# What you need to do:
Extract the full set of records that follows, word for word.

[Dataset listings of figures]
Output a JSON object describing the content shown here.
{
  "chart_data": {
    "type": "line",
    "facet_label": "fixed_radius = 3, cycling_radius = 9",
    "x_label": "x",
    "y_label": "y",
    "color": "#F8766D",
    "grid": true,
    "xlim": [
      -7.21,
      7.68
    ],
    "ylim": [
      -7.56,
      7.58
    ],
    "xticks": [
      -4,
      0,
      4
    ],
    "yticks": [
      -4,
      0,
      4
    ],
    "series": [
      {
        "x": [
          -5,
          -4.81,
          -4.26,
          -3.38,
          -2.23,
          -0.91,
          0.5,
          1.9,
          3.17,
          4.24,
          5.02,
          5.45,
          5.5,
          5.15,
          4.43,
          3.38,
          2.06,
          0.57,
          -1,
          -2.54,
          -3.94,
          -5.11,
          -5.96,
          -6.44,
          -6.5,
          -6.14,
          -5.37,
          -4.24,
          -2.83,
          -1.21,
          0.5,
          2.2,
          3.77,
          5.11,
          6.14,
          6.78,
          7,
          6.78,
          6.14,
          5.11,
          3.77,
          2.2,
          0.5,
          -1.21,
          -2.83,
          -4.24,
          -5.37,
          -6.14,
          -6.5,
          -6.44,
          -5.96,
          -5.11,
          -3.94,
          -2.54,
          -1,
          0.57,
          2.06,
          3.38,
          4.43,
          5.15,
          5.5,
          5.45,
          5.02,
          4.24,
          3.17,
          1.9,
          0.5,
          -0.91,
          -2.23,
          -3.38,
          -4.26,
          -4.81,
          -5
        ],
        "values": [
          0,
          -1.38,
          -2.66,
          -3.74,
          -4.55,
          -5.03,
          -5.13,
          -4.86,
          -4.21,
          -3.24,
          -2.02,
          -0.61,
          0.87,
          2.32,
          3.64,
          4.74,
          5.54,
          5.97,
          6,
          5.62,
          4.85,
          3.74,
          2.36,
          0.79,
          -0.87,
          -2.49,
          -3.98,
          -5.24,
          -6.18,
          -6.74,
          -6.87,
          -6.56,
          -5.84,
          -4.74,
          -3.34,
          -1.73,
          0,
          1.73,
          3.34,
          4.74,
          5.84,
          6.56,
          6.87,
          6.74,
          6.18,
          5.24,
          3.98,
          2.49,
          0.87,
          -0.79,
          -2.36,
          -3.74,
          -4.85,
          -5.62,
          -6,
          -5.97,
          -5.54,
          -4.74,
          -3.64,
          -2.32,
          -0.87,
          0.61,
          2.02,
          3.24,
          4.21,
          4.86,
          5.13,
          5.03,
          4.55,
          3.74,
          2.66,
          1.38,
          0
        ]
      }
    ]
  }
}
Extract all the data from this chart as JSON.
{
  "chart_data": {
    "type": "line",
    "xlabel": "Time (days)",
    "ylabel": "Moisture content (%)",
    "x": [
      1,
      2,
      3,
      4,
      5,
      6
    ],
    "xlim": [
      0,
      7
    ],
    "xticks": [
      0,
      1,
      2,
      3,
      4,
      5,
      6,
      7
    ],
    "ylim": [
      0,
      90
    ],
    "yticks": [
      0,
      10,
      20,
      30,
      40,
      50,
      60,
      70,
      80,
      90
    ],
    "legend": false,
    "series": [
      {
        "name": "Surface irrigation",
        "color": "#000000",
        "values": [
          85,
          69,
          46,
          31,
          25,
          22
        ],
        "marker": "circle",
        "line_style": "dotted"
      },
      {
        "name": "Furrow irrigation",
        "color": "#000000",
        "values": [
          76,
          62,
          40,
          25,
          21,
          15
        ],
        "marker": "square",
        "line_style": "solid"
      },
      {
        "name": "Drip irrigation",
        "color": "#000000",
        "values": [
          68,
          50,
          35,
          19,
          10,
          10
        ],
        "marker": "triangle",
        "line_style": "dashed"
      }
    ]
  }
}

# Solved exercise:
Output a JSON object describing the content shown here.
{
  "chart_data": {
    "type": "line",
    "facet_label": "fixed_radius = 3, cycling_radius = 9",
    "x_label": "x",
    "y_label": "y",
    "color": "#F8766D",
    "grid": true,
    "xlim": [
      -7.21,
      7.68
    ],
    "ylim": [
      -7.56,
      7.58
    ],
    "xticks": [
      -4,
      0,
      4
    ],
    "yticks": [
      -4,
      0,
      4
    ],
    "series": [
      {
        "x": [
          -5,
          -4.81,
          -4.26,
          -3.38,
          -2.23,
          -0.91,
          0.5,
          1.9,
          3.17,
          4.24,
          5.02,
          5.45,
          5.5,
          5.15,
          4.43,
          3.38,
          2.06,
          0.57,
          -1,
          -2.54,
          -3.94,
          -5.11,
          -5.96,
          -6.44,
          -6.5,
          -6.14,
          -5.37,
          -4.24,
          -2.83,
          -1.21,
          0.5,
          2.2,
          3.77,
          5.11,
          6.14,
          6.78,
          7,
          6.78,
          6.14,
          5.11,
          3.77,
          2.2,
          0.5,
          -1.21,
          -2.83,
          -4.24,
          -5.37,
          -6.14,
          -6.5,
          -6.44,
          -5.96,
          -5.11,
          -3.94,
          -2.54,
          -1,
          0.57,
          2.06,
          3.38,
          4.43,
          5.15,
          5.5,
          5.45,
          5.02,
          4.24,
          3.17,
          1.9,
          0.5,
          -0.91,
          -2.23,
          -3.38,
          -4.26,
          -4.81,
          -5
        ],
        "values": [
          0,
          -1.38,
          -2.66,
          -3.74,
          -4.55,
          -5.03,
          -5.13,
          -4.86,
          -4.21,
          -3.24,
          -2.02,
          -0.61,
          0.87,
          2.32,
          3.64,
          4.74,
          5.54,
          5.97,
          6,
          5.62,
          4.85,
          3.74,
          2.36,
          0.79,
          -0.87,
          -2.49,
          -3.98,
          -5.24,
          -6.18,
          -6.74,
          -6.87,
          -6.56,
          -5.84,
          -4.74,
          -3.34,
          -1.73,
          0,
          1.73,
          3.34,
          4.74,
          5.84,
          6.56,
          6.87,
          6.74,
          6.18,
          5.24,
          3.98,
          2.49,
          0.87,
          -0.79,
          -2.36,
          -3.74,
          -4.85,
          -5.62,
          -6,
          -5.97,
          -5.54,
          -4.74,
          -3.64,
          -2.32,
          -0.87,
          0.61,
          2.02,
          3.24,
          4.21,
          4.86,
          5.13,
          5.03,
          4.55,
          3.74,
          2.66,
          1.38,
          0
        ]
      }
    ]
  }
}
Extract all the data from this chart as JSON.
{
  "chart_data": {
    "type": "line",
    "xlabel": "Time (days)",
    "ylabel": "Moisture content (%)",
    "x": [
      1,
      2,
      3,
      4,
      5,
      6
    ],
    "xlim": [
      0,
      7
    ],
    "xticks": [
      0,
      1,
      2,
      3,
      4,
      5,
      6,
      7
    ],
    "ylim": [
      0,
      90
    ],
    "yticks": [
      0,
      10,
      20,
      30,
      40,
      50,
      60,
      70,
      80,
      90
    ],
    "legend": false,
    "series": [
      {
        "name": "Surface irrigation",
        "color": "#000000",
        "values": [
          85,
          69,
          46,
          31,
          25,
          22
        ],
        "marker": "circle",
        "line_style": "dotted"
      },
      {
        "name": "Furrow irrigation",
        "color": "#000000",
        "values": [
          76,
          62,
          40,
          25,
          21,
          15
        ],
        "marker": "square",
        "line_style": "solid"
      },
      {
        "name": "Drip irrigation",
        "color": "#000000",
        "values": [
          68,
          50,
          35,
          19,
          10,
          10
        ],
        "marker": "triangle",
        "line_style": "dashed"
      }
    ]
  }
}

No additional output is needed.